[Start Exercise material]

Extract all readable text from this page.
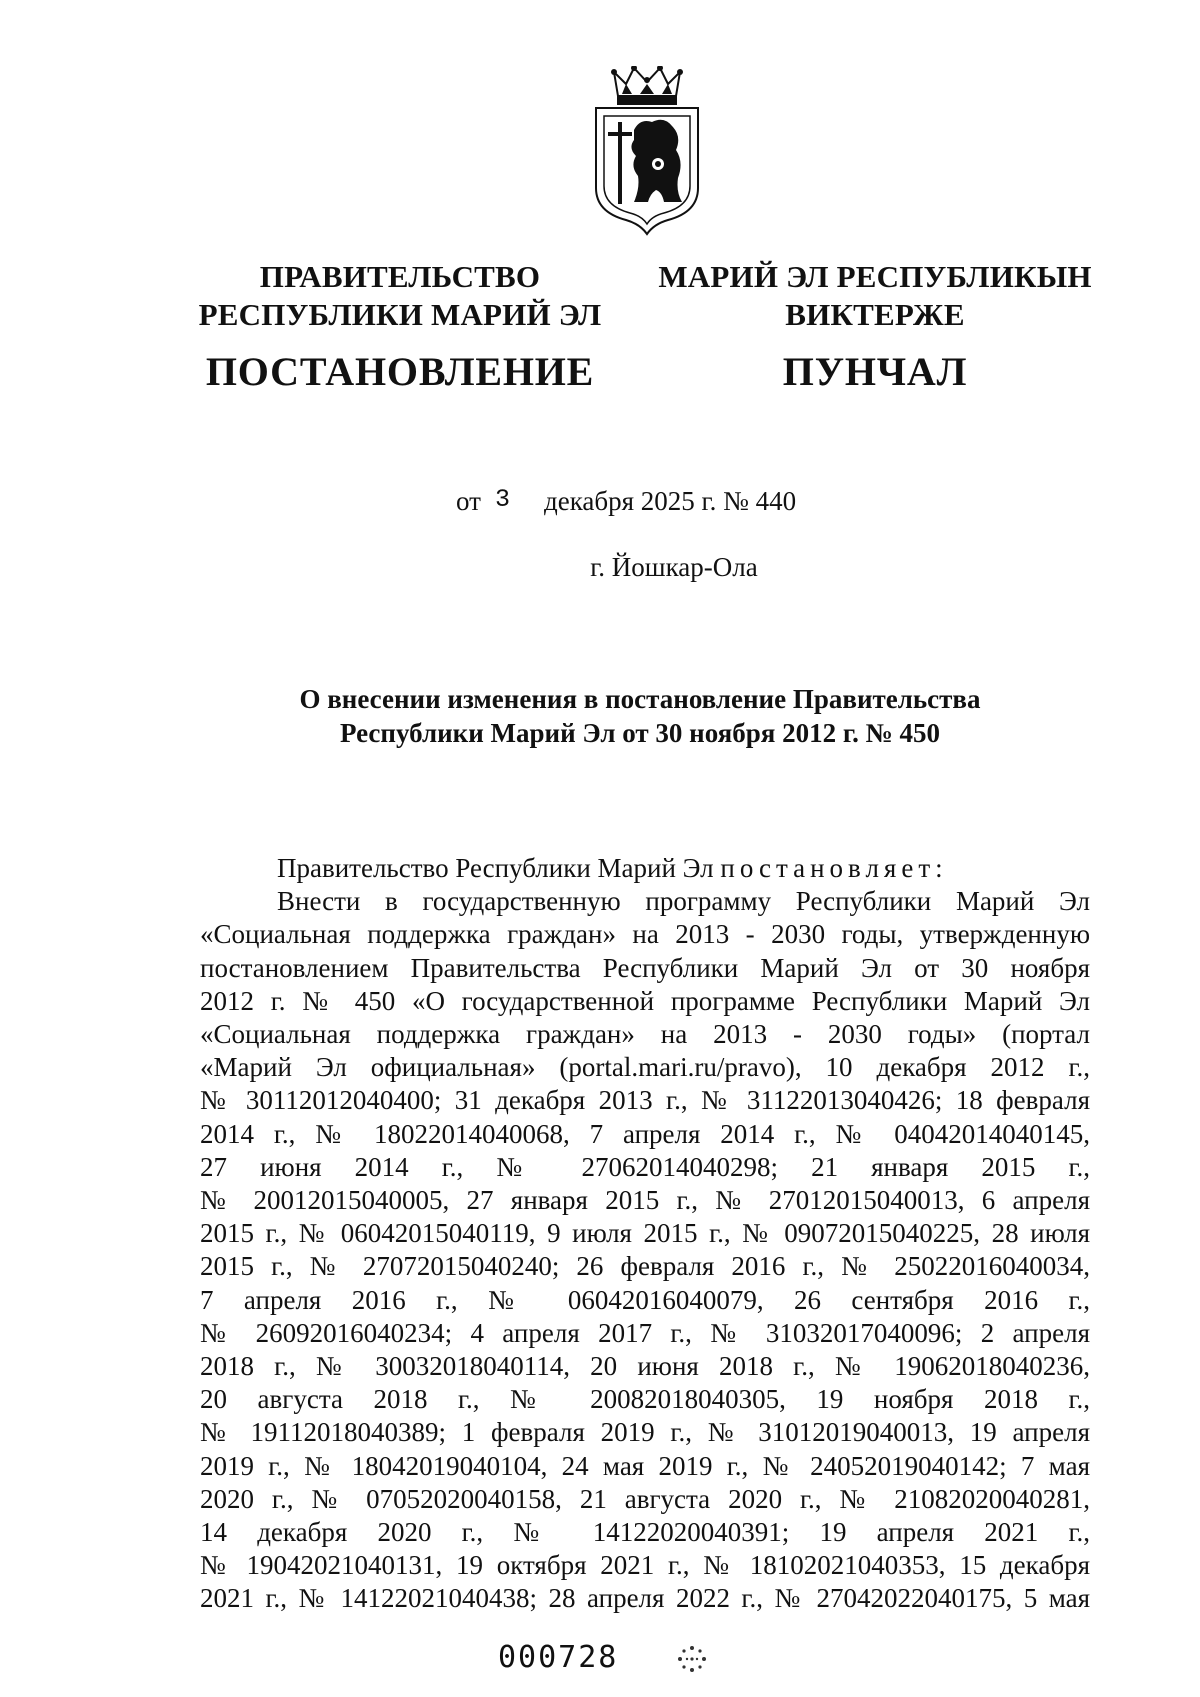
ПРАВИТЕЛЬСТВО
РЕСПУБЛИКИ МАРИЙ ЭЛ
ПОСТАНОВЛЕНИЕ
МАРИЙ ЭЛ РЕСПУБЛИКЫН
ВИКТЕРЖЕ
ПУНЧАЛ
от 3 декабря 2025 г. № 440
г. Йошкар-Ола
О внесении изменения в постановление Правительства
Республики Марий Эл от 30 ноября 2012 г. № 450
Правительство Республики Марий Эл постановляет:
Внести в государственную программу Республики Марий Эл
«Социальная поддержка граждан» на 2013 - 2030 годы, утвержденную
постановлением Правительства Республики Марий Эл от 30 ноября
2012 г. № 450 «О государственной программе Республики Марий Эл
«Социальная поддержка граждан» на 2013 - 2030 годы» (портал
«Марий Эл официальная» (portal.mari.ru/pravo), 10 декабря 2012 г.,
№ 30112012040400; 31 декабря 2013 г., № 31122013040426; 18 февраля
2014 г., № 18022014040068, 7 апреля 2014 г., № 04042014040145,
27 июня 2014 г., № 27062014040298; 21 января 2015 г.,
№ 20012015040005, 27 января 2015 г., № 27012015040013, 6 апреля
2015 г., № 06042015040119, 9 июля 2015 г., № 09072015040225, 28 июля
2015 г., № 27072015040240; 26 февраля 2016 г., № 25022016040034,
7 апреля 2016 г., № 06042016040079, 26 сентября 2016 г.,
№ 26092016040234; 4 апреля 2017 г., № 31032017040096; 2 апреля
2018 г., № 30032018040114, 20 июня 2018 г., № 19062018040236,
20 августа 2018 г., № 20082018040305, 19 ноября 2018 г.,
№ 19112018040389; 1 февраля 2019 г., № 31012019040013, 19 апреля
2019 г., № 18042019040104, 24 мая 2019 г., № 24052019040142; 7 мая
2020 г., № 07052020040158, 21 августа 2020 г., № 21082020040281,
14 декабря 2020 г., № 14122020040391; 19 апреля 2021 г.,
№ 19042021040131, 19 октября 2021 г., № 18102021040353, 15 декабря
2021 г., № 14122021040438; 28 апреля 2022 г., № 27042022040175, 5 мая
000728
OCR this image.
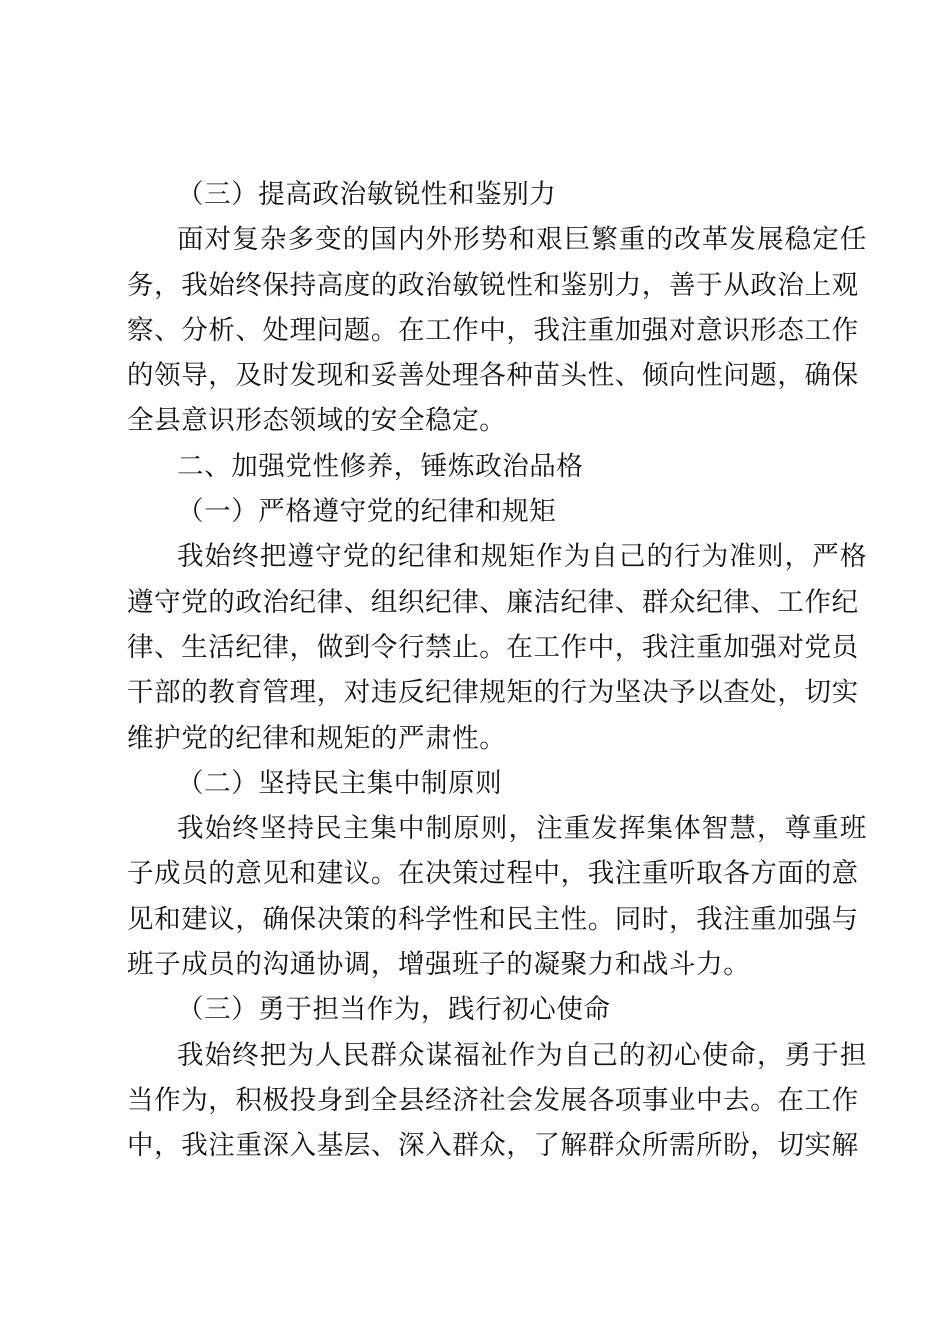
（三）提高政治敏锐性和鉴别力
面对复杂多变的国内外形势和艰巨繁重的改革发展稳定任
务，我始终保持高度的政治敏锐性和鉴别力，善于从政治上观
察、分析、处理问题。在工作中，我注重加强对意识形态工作
的领导，及时发现和妥善处理各种苗头性、倾向性问题，确保
全县意识形态领域的安全稳定。
二、加强党性修养，锤炼政治品格
（一）严格遵守党的纪律和规矩
我始终把遵守党的纪律和规矩作为自己的行为准则，严格
遵守党的政治纪律、组织纪律、廉洁纪律、群众纪律、工作纪
律、生活纪律，做到令行禁止。在工作中，我注重加强对党员
干部的教育管理，对违反纪律规矩的行为坚决予以查处，切实
维护党的纪律和规矩的严肃性。
（二）坚持民主集中制原则
我始终坚持民主集中制原则，注重发挥集体智慧，尊重班
子成员的意见和建议。在决策过程中，我注重听取各方面的意
见和建议，确保决策的科学性和民主性。同时，我注重加强与
班子成员的沟通协调，增强班子的凝聚力和战斗力。
（三）勇于担当作为，践行初心使命
我始终把为人民群众谋福祉作为自己的初心使命，勇于担
当作为，积极投身到全县经济社会发展各项事业中去。在工作
中，我注重深入基层、深入群众，了解群众所需所盼，切实解
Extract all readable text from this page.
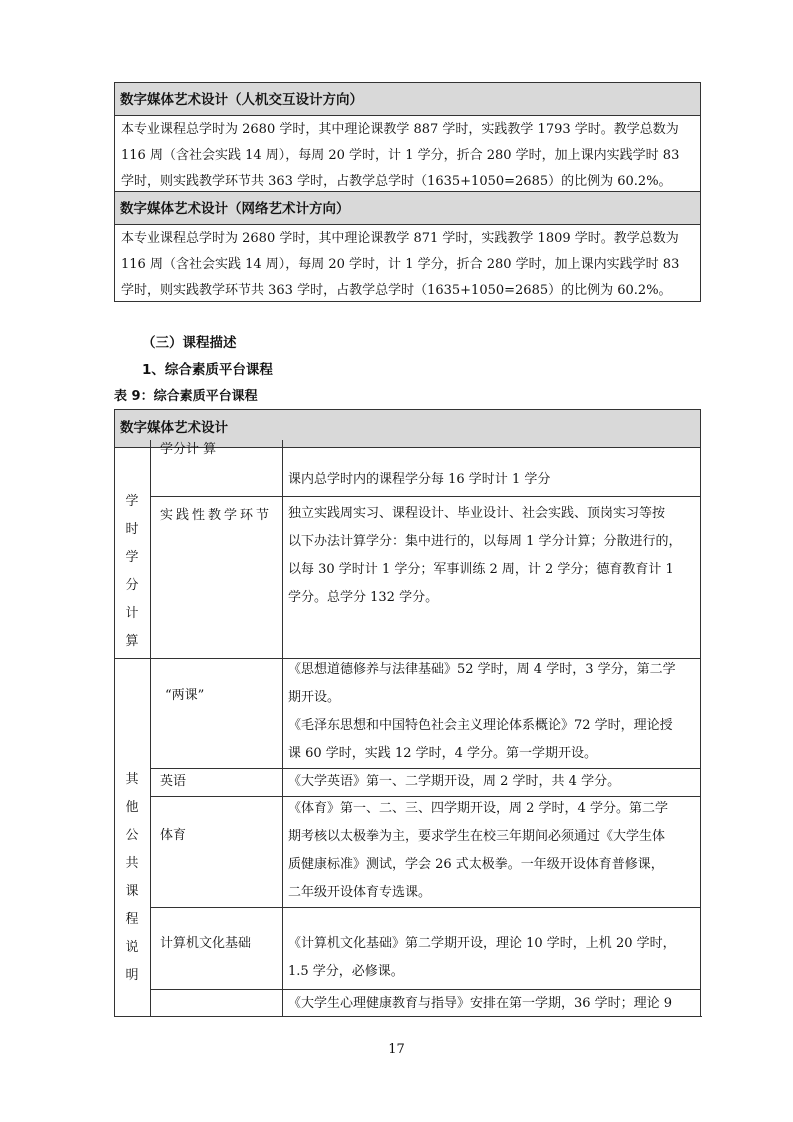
数字媒体艺术设计（人机交互设计方向）
本专业课程总学时为 2680 学时，其中理论课教学 887 学时，实践教学 1793 学时。教学总数为
116 周（含社会实践 14 周），每周 20 学时，计 1 学分，折合 280 学时，加上课内实践学时 83
学时，则实践教学环节共 363 学时，占教学总学时（1635+1050=2685）的比例为 60.2%。
数字媒体艺术设计（网络艺术计方向）
本专业课程总学时为 2680 学时，其中理论课教学 871 学时，实践教学 1809 学时。教学总数为
116 周（含社会实践 14 周），每周 20 学时，计 1 学分，折合 280 学时，加上课内实践学时 83
学时，则实践教学环节共 363 学时，占教学总学时（1635+1050=2685）的比例为 60.2%。
（三）课程描述
1、综合素质平台课程
表 9：综合素质平台课程
数字媒体艺术设计
学
时
学
分
计
算
其
他
公
共
课
程
说
明
学分计 算
课内总学时内的课程学分每 16 学时计 1 学分
实践性教学环节 独立实践周实习、课程设计、毕业设计、社会实践、顶岗实习等按
以下办法计算学分：集中进行的，以每周 1 学分计算；分散进行的，
以每 30 学时计 1 学分；军事训练 2 周，计 2 学分；德育教育计 1
学分。总学分 132 学分。
“两课”
《思想道德修养与法律基础》52 学时，周 4 学时，3 学分，第二学
期开设。
《毛泽东思想和中国特色社会主义理论体系概论》72 学时，理论授
课 60 学时，实践 12 学时，4 学分。第一学期开设。
英语	《大学英语》第一、二学期开设，周 2 学时，共 4 学分。
体育
《体育》第一、二、三、四学期开设，周 2 学时，4 学分。第二学
期考核以太极拳为主，要求学生在校三年期间必须通过《大学生体
质健康标准》测试，学会 26 式太极拳。一年级开设体育普修课，
二年级开设体育专选课。
计算机文化基础	《计算机文化基础》第二学期开设，理论 10 学时，上机 20 学时，
1.5 学分，必修课。
《大学生心理健康教育与指导》安排在第一学期，36 学时；理论 9
17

[End Exercise material]

» Given exercise
Wherever a line in the data above holds "本专业课程总学时为", copy that line.

» Problem solution
本专业课程总学时为 2680 学时，其中理论课教学 887 学时，实践教学 1793 学时。教学总数为
本专业课程总学时为 2680 学时，其中理论课教学 871 学时，实践教学 1809 学时。教学总数为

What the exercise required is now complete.